● PROBLEMS AND TASKS
• 1. Decide whether each statement below agrees with the forum thread on drywall conditioner and paint flashing. Answer yes or no for each, and quote the words of the thread that settle it.
(a) The wall abldwn planned to repaint is 10 ft high and about 80 ft long.
(b) radio11 has already used the SW drywall conditioner.
(c) Exactoman advises putting the maximum amount of extender into the paint.
• 2. Using the forum thread on drywall conditioner and paint flashing, answer each question briefly.
(a) According to radio11, what does the label of the SW product not show?
(b) What roller and roller sleeve did abldwn buy?
(c) What does Toolnut say seems to make the flashing worse?
• 3. Carry on the forum thread on drywall conditioner and paint flashing from its final post.

● EXCERPTED TEXT
AngieM, Gardz is similar to acrylic floor finish and sealer in appearance, thickness and smell. If you are familiar with Gardz in these regards, you might give the SW drywall conditioner a look-see and smell. I might do this today on my way to the job.

futtyos


----------



## AngieM (Apr 13, 2016)

I used it after a wall paper removal because that's my rep sold me. She is the best. Anyway, I remember it being very thin and milky white. If guardz the same consistency?


----------



## radio11 (Aug 14, 2015)

AngieM said:


> Is the SW drywall conditioner the same as Guardz?




I haven't used it, but was quoted a good price--so I may soon. The only difference that I can see (according to the label) is that the SW product does not show that it's suitable to seal in wallpaper paste residue (post wallpaper removal). Maybe somebody else will chime in.


----------



## Toolnut (Nov 23, 2012)

Maybe just me, but the new lightweight drywall sure seems to make the flashing worse.


----------



## Exactoman (Mar 28, 2013)

abldwn said:


> Hello all, this is my first time posting here. My customer is happy with all my work except one wall, and a very big wall. Of course I want to make my customer happy the best I can. I painted this one particular wall with a matte finish (which really looks eggshell to me). This wall is in a 120 year old Baltimore row home. So the wall is 10 ft high, and about 80 ft long. And I work alone. When doing an eggshell finish on a wall I try to work as fast as I can so there is less flashing. But this wall was to big for me to do without it flashing. My plan for Tuesday when I attempt to make the customer happy, and repaint the wall is to: put the maximum amount of extender into the paint, and I bought a 18 inch roller with a 9/16th inch microfiber roller sleeve. no open windows, no fans, with the AC on, with my hired helper to cut ahead of me while I roll.
> Any other suggestions are welcome.
> 
> Thanks


let your cuts dry then roll. shouldnt need extender for 10ft walls...


----------



## Exactoman (Mar 28, 2013)

abldwn said:


> Behr Matte finish, premium plus.


why is there not a thumbs down button? (thumbs down )

● GIVEN INFORMATION
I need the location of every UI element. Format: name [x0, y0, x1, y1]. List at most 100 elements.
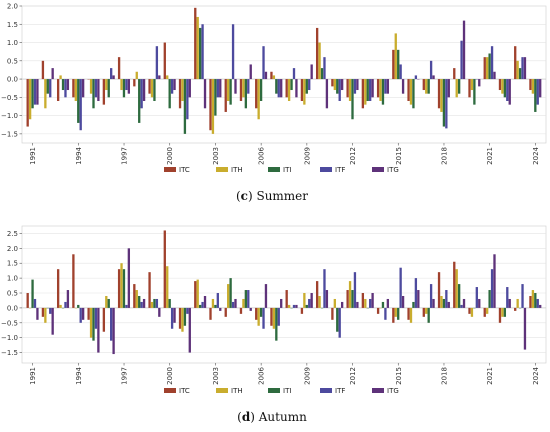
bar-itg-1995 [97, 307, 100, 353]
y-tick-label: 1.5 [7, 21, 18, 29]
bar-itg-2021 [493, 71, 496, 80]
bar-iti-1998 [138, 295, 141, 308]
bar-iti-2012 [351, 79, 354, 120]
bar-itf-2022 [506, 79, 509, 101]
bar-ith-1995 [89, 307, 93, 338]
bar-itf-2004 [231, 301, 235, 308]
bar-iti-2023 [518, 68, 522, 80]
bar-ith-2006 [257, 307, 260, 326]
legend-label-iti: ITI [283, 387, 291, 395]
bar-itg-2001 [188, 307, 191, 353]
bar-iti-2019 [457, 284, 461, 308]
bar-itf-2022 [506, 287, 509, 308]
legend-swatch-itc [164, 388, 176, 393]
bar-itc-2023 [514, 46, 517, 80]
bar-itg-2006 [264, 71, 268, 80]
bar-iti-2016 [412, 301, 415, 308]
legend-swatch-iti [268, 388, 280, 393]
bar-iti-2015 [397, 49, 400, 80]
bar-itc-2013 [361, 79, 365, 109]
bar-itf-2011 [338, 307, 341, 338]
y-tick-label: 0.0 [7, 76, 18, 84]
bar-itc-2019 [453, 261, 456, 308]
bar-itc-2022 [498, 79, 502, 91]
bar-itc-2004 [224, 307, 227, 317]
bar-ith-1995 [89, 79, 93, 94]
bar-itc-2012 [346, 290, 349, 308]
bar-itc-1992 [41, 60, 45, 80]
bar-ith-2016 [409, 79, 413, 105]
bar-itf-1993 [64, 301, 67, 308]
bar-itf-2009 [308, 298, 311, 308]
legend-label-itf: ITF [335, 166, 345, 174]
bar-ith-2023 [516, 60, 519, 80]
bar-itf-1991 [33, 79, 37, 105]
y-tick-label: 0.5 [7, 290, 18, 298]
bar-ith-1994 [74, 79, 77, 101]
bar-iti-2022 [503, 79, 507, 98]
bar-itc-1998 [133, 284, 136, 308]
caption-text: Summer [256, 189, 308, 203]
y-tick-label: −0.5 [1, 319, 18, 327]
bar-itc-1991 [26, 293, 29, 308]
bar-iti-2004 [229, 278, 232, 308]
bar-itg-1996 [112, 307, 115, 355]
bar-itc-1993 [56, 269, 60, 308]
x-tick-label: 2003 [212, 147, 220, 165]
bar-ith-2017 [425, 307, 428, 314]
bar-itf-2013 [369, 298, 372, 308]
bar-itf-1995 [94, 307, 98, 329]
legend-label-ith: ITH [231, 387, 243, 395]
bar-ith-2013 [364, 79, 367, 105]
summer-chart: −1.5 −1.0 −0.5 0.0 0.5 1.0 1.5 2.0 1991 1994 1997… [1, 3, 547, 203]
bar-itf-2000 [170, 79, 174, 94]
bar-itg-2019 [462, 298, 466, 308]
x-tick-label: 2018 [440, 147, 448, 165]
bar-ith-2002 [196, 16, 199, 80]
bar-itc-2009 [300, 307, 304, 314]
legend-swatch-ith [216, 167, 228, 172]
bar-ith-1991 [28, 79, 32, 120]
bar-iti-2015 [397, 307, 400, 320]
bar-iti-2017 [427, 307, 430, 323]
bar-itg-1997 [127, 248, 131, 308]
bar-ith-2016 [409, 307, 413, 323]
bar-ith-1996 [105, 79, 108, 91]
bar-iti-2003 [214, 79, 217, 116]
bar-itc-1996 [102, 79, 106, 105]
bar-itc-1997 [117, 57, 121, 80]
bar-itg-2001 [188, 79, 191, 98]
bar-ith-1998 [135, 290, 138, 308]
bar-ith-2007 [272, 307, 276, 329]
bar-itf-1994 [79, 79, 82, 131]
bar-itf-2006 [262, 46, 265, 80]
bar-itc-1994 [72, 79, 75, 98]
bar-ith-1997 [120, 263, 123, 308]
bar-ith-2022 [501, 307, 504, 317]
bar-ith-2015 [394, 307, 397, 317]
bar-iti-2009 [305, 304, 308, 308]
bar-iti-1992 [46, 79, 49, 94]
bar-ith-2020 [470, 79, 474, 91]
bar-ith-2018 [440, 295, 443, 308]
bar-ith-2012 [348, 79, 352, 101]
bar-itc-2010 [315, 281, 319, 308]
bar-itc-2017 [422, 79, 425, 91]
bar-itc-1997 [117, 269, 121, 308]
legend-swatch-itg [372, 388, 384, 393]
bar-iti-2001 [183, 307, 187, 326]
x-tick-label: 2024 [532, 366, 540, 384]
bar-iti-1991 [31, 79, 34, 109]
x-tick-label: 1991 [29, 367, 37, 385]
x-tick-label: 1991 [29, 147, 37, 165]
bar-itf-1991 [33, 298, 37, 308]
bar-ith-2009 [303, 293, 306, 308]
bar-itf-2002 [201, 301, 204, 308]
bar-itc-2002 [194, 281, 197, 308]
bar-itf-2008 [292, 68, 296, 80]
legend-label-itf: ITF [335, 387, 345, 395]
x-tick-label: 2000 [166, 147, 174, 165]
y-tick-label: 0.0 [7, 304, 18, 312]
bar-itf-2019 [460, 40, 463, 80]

...

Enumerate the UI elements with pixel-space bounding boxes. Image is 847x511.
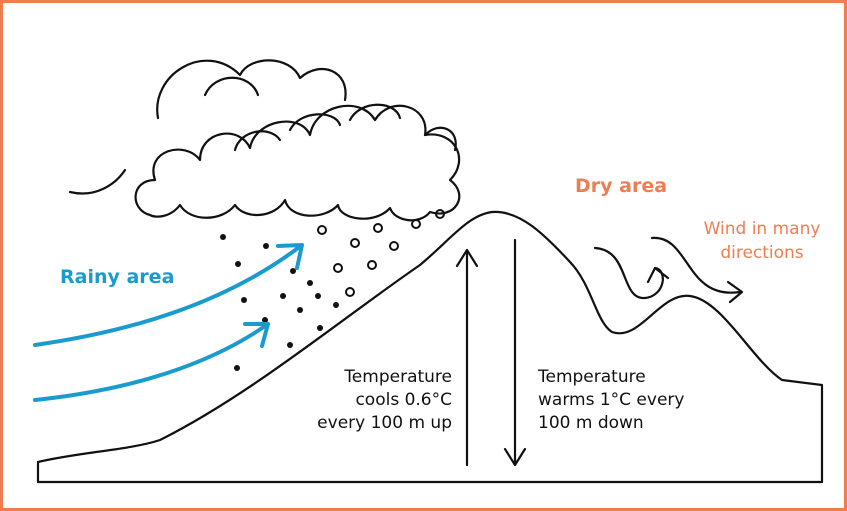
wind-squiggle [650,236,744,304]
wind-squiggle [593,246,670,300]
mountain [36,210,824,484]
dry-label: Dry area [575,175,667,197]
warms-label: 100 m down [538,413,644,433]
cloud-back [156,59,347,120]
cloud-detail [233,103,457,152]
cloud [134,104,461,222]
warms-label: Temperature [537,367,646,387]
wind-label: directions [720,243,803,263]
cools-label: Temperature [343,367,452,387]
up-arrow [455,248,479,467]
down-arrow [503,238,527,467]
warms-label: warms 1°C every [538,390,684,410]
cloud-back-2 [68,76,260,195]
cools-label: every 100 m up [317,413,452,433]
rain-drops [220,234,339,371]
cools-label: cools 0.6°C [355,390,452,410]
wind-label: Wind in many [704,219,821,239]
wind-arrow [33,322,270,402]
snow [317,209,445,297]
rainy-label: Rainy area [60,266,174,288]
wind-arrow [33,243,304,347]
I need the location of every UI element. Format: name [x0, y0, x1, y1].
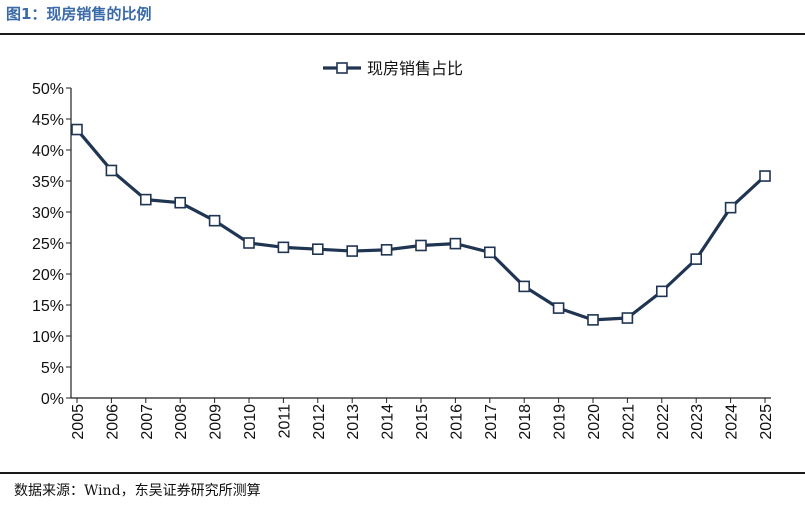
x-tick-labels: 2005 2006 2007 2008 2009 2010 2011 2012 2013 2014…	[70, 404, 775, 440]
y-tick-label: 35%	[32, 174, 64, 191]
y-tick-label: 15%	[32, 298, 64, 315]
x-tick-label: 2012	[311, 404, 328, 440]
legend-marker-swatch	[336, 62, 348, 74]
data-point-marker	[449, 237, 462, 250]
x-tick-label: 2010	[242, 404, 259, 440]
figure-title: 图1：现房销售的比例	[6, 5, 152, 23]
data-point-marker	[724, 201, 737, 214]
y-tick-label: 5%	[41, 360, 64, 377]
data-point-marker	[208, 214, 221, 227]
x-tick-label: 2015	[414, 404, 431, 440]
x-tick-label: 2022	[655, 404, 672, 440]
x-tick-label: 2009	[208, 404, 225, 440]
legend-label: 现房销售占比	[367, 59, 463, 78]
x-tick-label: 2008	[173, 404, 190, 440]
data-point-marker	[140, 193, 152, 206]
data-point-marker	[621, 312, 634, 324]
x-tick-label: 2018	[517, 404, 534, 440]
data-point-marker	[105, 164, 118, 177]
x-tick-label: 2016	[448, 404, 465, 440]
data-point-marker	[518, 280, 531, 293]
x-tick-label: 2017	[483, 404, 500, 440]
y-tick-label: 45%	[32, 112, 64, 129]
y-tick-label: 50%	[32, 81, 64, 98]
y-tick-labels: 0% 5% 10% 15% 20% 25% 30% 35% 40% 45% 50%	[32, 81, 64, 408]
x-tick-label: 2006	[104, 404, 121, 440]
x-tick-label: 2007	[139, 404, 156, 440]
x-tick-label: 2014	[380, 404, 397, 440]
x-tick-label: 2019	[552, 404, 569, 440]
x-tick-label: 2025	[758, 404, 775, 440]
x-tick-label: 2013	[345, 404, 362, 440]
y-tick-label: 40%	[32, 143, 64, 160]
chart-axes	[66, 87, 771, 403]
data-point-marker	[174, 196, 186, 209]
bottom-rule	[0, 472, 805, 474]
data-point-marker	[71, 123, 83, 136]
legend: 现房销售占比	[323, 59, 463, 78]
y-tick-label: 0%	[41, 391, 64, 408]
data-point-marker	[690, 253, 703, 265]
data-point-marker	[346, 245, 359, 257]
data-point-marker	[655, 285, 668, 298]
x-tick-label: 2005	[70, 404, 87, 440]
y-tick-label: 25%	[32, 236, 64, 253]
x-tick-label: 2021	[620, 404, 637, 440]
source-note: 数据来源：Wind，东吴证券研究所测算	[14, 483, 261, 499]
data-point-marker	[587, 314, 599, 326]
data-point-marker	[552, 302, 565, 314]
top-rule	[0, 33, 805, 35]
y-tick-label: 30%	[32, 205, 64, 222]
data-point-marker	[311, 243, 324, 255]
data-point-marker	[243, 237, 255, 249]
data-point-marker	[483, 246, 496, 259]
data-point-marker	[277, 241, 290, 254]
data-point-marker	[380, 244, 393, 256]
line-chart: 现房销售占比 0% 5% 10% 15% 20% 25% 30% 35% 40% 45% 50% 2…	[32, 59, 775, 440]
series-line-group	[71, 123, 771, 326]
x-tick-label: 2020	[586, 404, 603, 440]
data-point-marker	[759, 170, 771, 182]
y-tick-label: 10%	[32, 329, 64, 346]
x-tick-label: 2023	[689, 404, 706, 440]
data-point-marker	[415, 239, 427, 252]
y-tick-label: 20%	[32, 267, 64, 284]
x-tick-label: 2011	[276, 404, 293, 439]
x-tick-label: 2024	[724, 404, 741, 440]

--

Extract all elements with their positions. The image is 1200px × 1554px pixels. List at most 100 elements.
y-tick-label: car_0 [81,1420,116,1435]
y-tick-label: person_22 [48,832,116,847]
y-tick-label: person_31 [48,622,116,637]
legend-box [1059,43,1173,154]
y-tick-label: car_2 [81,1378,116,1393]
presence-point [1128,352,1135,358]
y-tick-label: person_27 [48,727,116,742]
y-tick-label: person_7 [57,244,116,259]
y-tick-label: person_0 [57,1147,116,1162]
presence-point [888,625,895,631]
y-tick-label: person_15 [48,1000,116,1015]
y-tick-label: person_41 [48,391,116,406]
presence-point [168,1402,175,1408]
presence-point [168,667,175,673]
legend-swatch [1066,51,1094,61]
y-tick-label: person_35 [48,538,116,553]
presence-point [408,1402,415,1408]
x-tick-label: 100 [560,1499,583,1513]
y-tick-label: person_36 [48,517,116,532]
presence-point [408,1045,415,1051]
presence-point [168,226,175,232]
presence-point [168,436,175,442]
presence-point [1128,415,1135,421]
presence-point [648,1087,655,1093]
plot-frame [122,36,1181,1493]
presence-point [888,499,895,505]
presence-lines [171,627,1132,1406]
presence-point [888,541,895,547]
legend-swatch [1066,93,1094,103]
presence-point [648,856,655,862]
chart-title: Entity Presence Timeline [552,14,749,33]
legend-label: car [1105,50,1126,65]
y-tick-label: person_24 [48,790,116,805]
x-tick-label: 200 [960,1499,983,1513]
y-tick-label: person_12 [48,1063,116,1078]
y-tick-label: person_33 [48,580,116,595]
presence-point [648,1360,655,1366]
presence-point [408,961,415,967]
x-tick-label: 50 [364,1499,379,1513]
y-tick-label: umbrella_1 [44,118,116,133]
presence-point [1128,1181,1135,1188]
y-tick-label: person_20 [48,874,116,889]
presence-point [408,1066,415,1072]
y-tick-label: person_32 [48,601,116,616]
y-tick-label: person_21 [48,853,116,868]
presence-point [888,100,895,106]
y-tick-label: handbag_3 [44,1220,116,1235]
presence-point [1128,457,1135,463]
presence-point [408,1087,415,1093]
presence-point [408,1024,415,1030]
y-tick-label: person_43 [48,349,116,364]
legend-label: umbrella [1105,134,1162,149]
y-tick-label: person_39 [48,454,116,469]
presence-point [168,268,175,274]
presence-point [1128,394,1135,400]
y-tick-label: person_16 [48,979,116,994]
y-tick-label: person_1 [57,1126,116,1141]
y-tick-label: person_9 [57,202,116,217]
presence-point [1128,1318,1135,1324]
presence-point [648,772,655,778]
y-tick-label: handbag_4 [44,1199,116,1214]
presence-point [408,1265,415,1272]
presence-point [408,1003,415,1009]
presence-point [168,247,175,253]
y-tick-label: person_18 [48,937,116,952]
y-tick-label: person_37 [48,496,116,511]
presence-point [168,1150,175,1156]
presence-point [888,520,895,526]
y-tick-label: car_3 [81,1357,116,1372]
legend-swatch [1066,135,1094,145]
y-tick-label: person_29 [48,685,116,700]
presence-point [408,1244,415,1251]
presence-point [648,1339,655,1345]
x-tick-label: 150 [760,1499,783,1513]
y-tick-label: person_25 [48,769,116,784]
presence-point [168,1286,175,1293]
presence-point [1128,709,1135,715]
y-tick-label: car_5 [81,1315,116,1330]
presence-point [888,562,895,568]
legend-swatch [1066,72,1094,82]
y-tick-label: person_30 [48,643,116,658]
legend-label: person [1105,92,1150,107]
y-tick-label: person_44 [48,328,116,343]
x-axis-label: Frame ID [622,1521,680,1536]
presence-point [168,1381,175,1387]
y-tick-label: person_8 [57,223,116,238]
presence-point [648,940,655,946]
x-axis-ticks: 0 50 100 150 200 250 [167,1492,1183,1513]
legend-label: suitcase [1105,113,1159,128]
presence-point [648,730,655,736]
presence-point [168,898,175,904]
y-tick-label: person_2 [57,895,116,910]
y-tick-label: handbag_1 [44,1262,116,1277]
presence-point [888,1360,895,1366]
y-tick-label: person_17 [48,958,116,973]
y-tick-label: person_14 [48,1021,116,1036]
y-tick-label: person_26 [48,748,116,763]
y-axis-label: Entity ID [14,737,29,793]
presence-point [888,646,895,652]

● EXERCISE RESULTS
• 1.
(a) Yes: "So the wall is 10 ft high, and about 80 ft long."
(b) No: "I haven't used it, but was quoted a good price--so I may soon."
(c) No: "shouldnt need extender for 10ft walls..."

• 2.
(a) The label does not show that it is suitable to seal in wallpaper paste residue after wallpaper removal.
(b) An 18 inch roller with a 9/16th inch microfiber roller sleeve.
(c) The new lightweight drywall.

• 3.
----------



## KamRad (Nov 30, 2015)

You could do shoocked :vs_shocked:

Or this thumbs down :thumbdown:


----------



## PACman (Oct 24, 2014)

Toolnut said:


> Maybe just me, but the new lightweight drywall sure seems to make the flashing worse.


most of the cheaper brands use a much more absorbent filler material then the higher quality brands. Of course we all know which one most people are going to use!


----------



## futtyos (Aug 11, 2013)

*What happened?*



abldwn said:


> Hello all, this is my first time posting here. My customer is happy with all my work except one wall, and a very big wall. Of course I want to make my customer happy the best I can. I painted this one particular wall with a matte finish (which really looks eggshell to me). This wall is in a 120 year old Baltimore row home. So the wall is 10 ft high, and about 80 ft long. And I work alone. When doing an eggshell finish on a wall I try to work as fast as I can so there is less flashing. But this wall was to big for me to do without it flashing. My plan for Tuesday when I attempt to make the customer happy, and repaint the wall is to: put the maximum amount of extender into the paint, and I bought a 18 inch roller with a 9/16th inch microfiber roller sleeve. no open windows, no fans, with the AC on, with my hired helper to cut ahead of me while I roll.
> Any other suggestions are welcome.
> 
> Thanks


abldwn, has anything happened with your 80 foot wall? Just curious.

futtyos


----------



## lilpaintchic (Jul 9, 2014)

Wear pants. Yuk,yuk,yuk.lol


----------



## futtyos (Aug 11, 2013)

*good advice!*



lilpaintchic said:


> Wear pants. Yuk,yuk,yuk.lol


I took me a minute or so to get it! :laughing:

I will have to try that.

futtyos


----------



## goga (Aug 6, 2015)

Flashing is produced by the uneven paint build up and absorption. Eliminate those and it will be fine.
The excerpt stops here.